Work instructions:
Will you give the material below again, every line exactly as it is?

______

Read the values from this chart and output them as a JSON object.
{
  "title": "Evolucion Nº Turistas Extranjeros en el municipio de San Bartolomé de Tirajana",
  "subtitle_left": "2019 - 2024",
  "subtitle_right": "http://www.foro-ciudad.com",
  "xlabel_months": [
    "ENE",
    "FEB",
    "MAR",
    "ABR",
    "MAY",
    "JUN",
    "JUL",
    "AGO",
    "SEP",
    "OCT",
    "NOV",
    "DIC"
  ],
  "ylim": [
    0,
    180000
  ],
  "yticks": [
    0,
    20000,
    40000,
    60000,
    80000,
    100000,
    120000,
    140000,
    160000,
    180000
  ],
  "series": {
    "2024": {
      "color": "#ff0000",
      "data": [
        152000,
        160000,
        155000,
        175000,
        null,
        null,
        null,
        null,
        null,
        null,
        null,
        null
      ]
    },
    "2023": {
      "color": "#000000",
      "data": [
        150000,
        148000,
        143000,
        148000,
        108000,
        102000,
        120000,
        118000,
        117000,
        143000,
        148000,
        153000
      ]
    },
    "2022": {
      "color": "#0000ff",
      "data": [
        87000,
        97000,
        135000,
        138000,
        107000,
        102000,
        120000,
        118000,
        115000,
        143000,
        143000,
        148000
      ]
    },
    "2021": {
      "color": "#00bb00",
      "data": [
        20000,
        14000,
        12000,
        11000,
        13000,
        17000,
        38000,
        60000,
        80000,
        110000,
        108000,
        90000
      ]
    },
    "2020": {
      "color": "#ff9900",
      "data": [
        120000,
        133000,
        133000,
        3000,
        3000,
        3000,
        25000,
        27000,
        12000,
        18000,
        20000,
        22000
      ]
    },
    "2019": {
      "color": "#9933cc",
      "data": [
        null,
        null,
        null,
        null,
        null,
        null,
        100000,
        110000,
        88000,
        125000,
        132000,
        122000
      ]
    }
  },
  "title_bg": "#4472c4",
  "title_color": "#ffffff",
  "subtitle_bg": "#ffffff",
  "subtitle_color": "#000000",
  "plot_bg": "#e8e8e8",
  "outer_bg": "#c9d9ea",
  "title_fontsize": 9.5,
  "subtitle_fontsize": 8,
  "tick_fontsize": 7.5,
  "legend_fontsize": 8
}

______

Right answer:
Read the values from this chart and output them as a JSON object.
{
  "title": "Evolucion Nº Turistas Extranjeros en el municipio de San Bartolomé de Tirajana",
  "subtitle_left": "2019 - 2024",
  "subtitle_right": "http://www.foro-ciudad.com",
  "xlabel_months": [
    "ENE",
    "FEB",
    "MAR",
    "ABR",
    "MAY",
    "JUN",
    "JUL",
    "AGO",
    "SEP",
    "OCT",
    "NOV",
    "DIC"
  ],
  "ylim": [
    0,
    180000
  ],
  "yticks": [
    0,
    20000,
    40000,
    60000,
    80000,
    100000,
    120000,
    140000,
    160000,
    180000
  ],
  "series": {
    "2024": {
      "color": "#ff0000",
      "data": [
        152000,
        160000,
        155000,
        175000,
        null,
        null,
        null,
        null,
        null,
        null,
        null,
        null
      ]
    },
    "2023": {
      "color": "#000000",
      "data": [
        150000,
        148000,
        143000,
        148000,
        108000,
        102000,
        120000,
        118000,
        117000,
        143000,
        148000,
        153000
      ]
    },
    "2022": {
      "color": "#0000ff",
      "data": [
        87000,
        97000,
        135000,
        138000,
        107000,
        102000,
        120000,
        118000,
        115000,
        143000,
        143000,
        148000
      ]
    },
    "2021": {
      "color": "#00bb00",
      "data": [
        20000,
        14000,
        12000,
        11000,
        13000,
        17000,
        38000,
        60000,
        80000,
        110000,
        108000,
        90000
      ]
    },
    "2020": {
      "color": "#ff9900",
      "data": [
        120000,
        133000,
        133000,
        3000,
        3000,
        3000,
        25000,
        27000,
        12000,
        18000,
        20000,
        22000
      ]
    },
    "2019": {
      "color": "#9933cc",
      "data": [
        null,
        null,
        null,
        null,
        null,
        null,
        100000,
        110000,
        88000,
        125000,
        132000,
        122000
      ]
    }
  },
  "title_bg": "#4472c4",
  "title_color": "#ffffff",
  "subtitle_bg": "#ffffff",
  "subtitle_color": "#000000",
  "plot_bg": "#e8e8e8",
  "outer_bg": "#c9d9ea",
  "title_fontsize": 9.5,
  "subtitle_fontsize": 8,
  "tick_fontsize": 7.5,
  "legend_fontsize": 8
}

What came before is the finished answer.